Go through the data below and gather each line containing "Tools".

Raw data:
= = = = =
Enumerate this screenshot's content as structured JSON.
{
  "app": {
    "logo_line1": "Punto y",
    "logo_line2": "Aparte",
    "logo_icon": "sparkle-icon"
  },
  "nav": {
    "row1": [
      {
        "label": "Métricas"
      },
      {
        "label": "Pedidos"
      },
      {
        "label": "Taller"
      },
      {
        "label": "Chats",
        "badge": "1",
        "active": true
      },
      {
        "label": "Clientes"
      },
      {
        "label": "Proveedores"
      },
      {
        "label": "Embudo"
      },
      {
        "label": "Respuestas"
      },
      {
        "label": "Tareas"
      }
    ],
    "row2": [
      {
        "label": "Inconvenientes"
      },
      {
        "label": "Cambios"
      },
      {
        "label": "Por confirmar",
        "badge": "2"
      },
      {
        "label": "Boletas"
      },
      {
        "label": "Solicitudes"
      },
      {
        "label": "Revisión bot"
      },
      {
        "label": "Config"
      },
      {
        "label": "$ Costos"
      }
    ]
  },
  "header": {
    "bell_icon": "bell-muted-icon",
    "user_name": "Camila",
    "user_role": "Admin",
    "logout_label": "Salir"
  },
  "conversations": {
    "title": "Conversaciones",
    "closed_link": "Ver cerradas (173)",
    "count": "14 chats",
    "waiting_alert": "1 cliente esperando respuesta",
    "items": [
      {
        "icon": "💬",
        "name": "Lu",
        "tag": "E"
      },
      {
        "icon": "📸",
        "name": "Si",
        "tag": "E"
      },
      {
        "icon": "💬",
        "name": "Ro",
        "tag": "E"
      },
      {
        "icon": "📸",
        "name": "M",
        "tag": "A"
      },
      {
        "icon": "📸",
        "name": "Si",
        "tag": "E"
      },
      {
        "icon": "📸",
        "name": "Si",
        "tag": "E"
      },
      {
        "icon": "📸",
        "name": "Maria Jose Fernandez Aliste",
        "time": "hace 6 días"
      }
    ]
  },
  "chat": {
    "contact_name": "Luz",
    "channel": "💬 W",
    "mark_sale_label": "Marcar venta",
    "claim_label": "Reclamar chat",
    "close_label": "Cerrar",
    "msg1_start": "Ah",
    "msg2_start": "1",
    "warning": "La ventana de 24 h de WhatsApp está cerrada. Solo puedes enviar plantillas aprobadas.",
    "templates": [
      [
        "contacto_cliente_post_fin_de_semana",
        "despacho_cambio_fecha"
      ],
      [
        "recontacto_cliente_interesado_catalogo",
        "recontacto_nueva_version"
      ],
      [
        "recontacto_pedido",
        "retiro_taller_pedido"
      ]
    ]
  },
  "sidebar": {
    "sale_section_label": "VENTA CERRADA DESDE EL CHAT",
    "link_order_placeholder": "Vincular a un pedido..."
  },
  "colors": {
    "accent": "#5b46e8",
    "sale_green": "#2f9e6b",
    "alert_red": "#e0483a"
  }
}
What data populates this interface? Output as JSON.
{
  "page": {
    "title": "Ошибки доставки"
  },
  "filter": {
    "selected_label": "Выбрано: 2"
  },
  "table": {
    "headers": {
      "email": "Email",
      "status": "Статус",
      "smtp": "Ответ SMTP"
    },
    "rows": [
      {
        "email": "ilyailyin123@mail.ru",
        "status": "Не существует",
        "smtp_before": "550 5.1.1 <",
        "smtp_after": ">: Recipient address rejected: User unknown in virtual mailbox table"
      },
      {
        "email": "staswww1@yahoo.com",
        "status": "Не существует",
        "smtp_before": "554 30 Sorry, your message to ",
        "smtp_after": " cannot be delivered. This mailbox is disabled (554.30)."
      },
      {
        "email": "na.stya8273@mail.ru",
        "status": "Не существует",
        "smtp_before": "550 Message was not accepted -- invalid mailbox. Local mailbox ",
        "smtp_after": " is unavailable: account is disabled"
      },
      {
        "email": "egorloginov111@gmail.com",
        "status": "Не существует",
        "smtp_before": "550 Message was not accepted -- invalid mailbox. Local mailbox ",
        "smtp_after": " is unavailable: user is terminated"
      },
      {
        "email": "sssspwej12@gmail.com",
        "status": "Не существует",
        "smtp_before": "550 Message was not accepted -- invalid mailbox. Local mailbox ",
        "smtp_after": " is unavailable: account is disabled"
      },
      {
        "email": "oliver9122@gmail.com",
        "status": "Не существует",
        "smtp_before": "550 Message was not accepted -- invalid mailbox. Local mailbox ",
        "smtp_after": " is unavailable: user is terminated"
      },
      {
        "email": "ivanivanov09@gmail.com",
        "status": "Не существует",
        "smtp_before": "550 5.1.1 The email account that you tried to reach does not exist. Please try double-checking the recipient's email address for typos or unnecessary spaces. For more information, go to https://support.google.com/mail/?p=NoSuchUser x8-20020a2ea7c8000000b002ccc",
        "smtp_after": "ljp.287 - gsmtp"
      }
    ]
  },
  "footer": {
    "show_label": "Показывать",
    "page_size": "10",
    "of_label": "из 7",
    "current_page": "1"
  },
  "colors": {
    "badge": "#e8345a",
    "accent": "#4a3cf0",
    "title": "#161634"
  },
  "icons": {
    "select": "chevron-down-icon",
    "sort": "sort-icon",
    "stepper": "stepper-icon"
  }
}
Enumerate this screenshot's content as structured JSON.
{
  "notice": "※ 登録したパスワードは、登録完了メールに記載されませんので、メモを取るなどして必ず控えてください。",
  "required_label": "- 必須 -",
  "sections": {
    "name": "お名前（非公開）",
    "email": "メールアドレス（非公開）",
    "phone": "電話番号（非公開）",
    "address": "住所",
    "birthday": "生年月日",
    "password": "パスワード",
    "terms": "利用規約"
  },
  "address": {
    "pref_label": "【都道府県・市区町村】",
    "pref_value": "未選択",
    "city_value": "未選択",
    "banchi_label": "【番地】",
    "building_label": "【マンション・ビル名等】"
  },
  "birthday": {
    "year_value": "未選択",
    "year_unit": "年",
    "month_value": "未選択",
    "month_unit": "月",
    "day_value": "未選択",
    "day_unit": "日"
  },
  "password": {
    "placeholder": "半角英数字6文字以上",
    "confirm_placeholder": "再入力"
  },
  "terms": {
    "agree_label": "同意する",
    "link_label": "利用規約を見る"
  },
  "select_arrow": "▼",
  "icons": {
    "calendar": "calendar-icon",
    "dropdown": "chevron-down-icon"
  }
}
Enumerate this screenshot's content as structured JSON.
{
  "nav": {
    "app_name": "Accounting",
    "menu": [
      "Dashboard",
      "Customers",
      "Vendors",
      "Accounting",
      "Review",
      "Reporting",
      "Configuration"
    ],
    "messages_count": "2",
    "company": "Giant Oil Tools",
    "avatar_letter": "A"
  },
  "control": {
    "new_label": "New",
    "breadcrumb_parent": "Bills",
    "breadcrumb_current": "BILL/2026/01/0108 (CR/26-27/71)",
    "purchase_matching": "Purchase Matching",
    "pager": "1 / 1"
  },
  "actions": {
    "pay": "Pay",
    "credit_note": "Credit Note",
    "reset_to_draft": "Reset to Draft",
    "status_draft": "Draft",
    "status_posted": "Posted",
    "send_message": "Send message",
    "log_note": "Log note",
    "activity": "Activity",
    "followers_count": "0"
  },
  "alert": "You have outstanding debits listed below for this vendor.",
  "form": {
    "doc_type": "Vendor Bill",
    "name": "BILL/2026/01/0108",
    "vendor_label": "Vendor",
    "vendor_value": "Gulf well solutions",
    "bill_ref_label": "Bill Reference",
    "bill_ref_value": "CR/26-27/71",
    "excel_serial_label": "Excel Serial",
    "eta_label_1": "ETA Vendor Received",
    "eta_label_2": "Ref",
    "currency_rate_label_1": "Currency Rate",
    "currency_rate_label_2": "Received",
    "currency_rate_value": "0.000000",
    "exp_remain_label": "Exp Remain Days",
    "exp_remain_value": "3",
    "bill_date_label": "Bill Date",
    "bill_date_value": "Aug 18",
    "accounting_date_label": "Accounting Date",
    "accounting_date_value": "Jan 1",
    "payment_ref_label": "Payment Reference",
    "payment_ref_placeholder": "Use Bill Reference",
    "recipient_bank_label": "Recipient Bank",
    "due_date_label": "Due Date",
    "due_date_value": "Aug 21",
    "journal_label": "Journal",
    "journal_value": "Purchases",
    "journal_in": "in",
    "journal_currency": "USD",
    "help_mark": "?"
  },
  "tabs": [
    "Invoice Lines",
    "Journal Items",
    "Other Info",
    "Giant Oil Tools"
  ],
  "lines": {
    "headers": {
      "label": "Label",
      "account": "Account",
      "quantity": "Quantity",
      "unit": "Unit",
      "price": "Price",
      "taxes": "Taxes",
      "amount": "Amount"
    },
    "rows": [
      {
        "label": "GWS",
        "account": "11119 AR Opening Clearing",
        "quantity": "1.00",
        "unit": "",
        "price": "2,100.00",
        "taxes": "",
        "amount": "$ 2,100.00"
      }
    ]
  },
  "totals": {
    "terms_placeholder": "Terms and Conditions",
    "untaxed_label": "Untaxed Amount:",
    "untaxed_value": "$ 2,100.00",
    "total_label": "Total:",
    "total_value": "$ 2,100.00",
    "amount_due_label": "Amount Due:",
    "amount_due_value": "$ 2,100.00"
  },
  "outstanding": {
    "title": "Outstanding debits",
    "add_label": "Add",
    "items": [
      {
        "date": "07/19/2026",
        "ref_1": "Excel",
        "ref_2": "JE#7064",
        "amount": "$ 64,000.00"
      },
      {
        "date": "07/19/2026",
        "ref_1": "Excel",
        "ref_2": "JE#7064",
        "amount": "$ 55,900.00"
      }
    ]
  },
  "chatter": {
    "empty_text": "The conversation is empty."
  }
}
= = = = =
Solution to the exercise:
    "company": "Giant Oil Tools",
    "Giant Oil Tools"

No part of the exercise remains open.